**Exercise aim**
Please repeat all of the listing exactly.

** Start Records to process **

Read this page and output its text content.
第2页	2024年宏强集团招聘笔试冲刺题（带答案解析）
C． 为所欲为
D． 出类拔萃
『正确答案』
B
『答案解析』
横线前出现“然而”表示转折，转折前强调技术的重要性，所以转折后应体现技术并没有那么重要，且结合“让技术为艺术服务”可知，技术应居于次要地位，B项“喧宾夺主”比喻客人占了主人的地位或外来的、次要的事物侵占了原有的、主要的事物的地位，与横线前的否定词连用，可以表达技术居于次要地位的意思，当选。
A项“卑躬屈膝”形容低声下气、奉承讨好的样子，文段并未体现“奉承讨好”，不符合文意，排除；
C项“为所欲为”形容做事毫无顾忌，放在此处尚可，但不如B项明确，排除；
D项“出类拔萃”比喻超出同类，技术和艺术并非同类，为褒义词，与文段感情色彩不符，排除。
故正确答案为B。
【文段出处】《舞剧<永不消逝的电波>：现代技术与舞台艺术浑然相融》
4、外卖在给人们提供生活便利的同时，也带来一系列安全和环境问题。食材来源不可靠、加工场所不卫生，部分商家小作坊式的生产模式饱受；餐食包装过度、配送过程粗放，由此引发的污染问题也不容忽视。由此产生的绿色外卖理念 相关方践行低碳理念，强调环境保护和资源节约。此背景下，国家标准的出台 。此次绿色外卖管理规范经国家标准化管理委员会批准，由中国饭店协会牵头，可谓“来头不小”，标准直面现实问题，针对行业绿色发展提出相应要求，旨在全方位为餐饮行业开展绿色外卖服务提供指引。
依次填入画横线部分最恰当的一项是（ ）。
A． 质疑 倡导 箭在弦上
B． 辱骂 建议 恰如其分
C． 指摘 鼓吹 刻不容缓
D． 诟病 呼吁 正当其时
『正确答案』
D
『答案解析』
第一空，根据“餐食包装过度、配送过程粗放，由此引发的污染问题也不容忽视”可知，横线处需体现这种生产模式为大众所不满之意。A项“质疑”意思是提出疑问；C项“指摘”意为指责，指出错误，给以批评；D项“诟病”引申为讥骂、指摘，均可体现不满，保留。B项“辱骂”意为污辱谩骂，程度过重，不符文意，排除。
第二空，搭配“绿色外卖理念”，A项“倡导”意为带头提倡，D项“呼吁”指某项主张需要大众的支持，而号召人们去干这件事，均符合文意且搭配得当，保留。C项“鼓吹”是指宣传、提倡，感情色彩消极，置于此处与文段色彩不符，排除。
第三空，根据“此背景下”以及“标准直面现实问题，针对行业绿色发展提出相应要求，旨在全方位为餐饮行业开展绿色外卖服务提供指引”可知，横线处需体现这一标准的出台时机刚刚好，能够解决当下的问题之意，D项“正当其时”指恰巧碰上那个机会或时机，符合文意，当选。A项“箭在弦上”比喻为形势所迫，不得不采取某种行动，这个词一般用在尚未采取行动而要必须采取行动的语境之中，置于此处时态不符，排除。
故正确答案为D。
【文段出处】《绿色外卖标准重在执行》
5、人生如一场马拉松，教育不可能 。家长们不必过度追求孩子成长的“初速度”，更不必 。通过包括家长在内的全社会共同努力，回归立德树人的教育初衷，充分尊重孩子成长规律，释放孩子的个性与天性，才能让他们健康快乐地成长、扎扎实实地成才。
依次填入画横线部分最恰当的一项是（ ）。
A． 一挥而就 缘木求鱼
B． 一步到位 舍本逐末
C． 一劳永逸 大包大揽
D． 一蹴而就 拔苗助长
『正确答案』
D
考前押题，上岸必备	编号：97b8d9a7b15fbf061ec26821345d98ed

** End Records to process **

**Reply**
Read this page and output its text content.
第2页	2024年宏强集团招聘笔试冲刺题（带答案解析）
C． 为所欲为
D． 出类拔萃
『正确答案』
B
『答案解析』
横线前出现“然而”表示转折，转折前强调技术的重要性，所以转折后应体现技术并没有那么重要，且结合“让技术为艺术服务”可知，技术应居于次要地位，B项“喧宾夺主”比喻客人占了主人的地位或外来的、次要的事物侵占了原有的、主要的事物的地位，与横线前的否定词连用，可以表达技术居于次要地位的意思，当选。
A项“卑躬屈膝”形容低声下气、奉承讨好的样子，文段并未体现“奉承讨好”，不符合文意，排除；
C项“为所欲为”形容做事毫无顾忌，放在此处尚可，但不如B项明确，排除；
D项“出类拔萃”比喻超出同类，技术和艺术并非同类，为褒义词，与文段感情色彩不符，排除。
故正确答案为B。
【文段出处】《舞剧<永不消逝的电波>：现代技术与舞台艺术浑然相融》
4、外卖在给人们提供生活便利的同时，也带来一系列安全和环境问题。食材来源不可靠、加工场所不卫生，部分商家小作坊式的生产模式饱受；餐食包装过度、配送过程粗放，由此引发的污染问题也不容忽视。由此产生的绿色外卖理念 相关方践行低碳理念，强调环境保护和资源节约。此背景下，国家标准的出台 。此次绿色外卖管理规范经国家标准化管理委员会批准，由中国饭店协会牵头，可谓“来头不小”，标准直面现实问题，针对行业绿色发展提出相应要求，旨在全方位为餐饮行业开展绿色外卖服务提供指引。
依次填入画横线部分最恰当的一项是（ ）。
A． 质疑 倡导 箭在弦上
B． 辱骂 建议 恰如其分
C． 指摘 鼓吹 刻不容缓
D． 诟病 呼吁 正当其时
『正确答案』
D
『答案解析』
第一空，根据“餐食包装过度、配送过程粗放，由此引发的污染问题也不容忽视”可知，横线处需体现这种生产模式为大众所不满之意。A项“质疑”意思是提出疑问；C项“指摘”意为指责，指出错误，给以批评；D项“诟病”引申为讥骂、指摘，均可体现不满，保留。B项“辱骂”意为污辱谩骂，程度过重，不符文意，排除。
第二空，搭配“绿色外卖理念”，A项“倡导”意为带头提倡，D项“呼吁”指某项主张需要大众的支持，而号召人们去干这件事，均符合文意且搭配得当，保留。C项“鼓吹”是指宣传、提倡，感情色彩消极，置于此处与文段色彩不符，排除。
第三空，根据“此背景下”以及“标准直面现实问题，针对行业绿色发展提出相应要求，旨在全方位为餐饮行业开展绿色外卖服务提供指引”可知，横线处需体现这一标准的出台时机刚刚好，能够解决当下的问题之意，D项“正当其时”指恰巧碰上那个机会或时机，符合文意，当选。A项“箭在弦上”比喻为形势所迫，不得不采取某种行动，这个词一般用在尚未采取行动而要必须采取行动的语境之中，置于此处时态不符，排除。
故正确答案为D。
【文段出处】《绿色外卖标准重在执行》
5、人生如一场马拉松，教育不可能 。家长们不必过度追求孩子成长的“初速度”，更不必 。通过包括家长在内的全社会共同努力，回归立德树人的教育初衷，充分尊重孩子成长规律，释放孩子的个性与天性，才能让他们健康快乐地成长、扎扎实实地成才。
依次填入画横线部分最恰当的一项是（ ）。
A． 一挥而就 缘木求鱼
B． 一步到位 舍本逐末
C． 一劳永逸 大包大揽
D． 一蹴而就 拔苗助长
『正确答案』
D
考前押题，上岸必备	编号：97b8d9a7b15fbf061ec26821345d98ed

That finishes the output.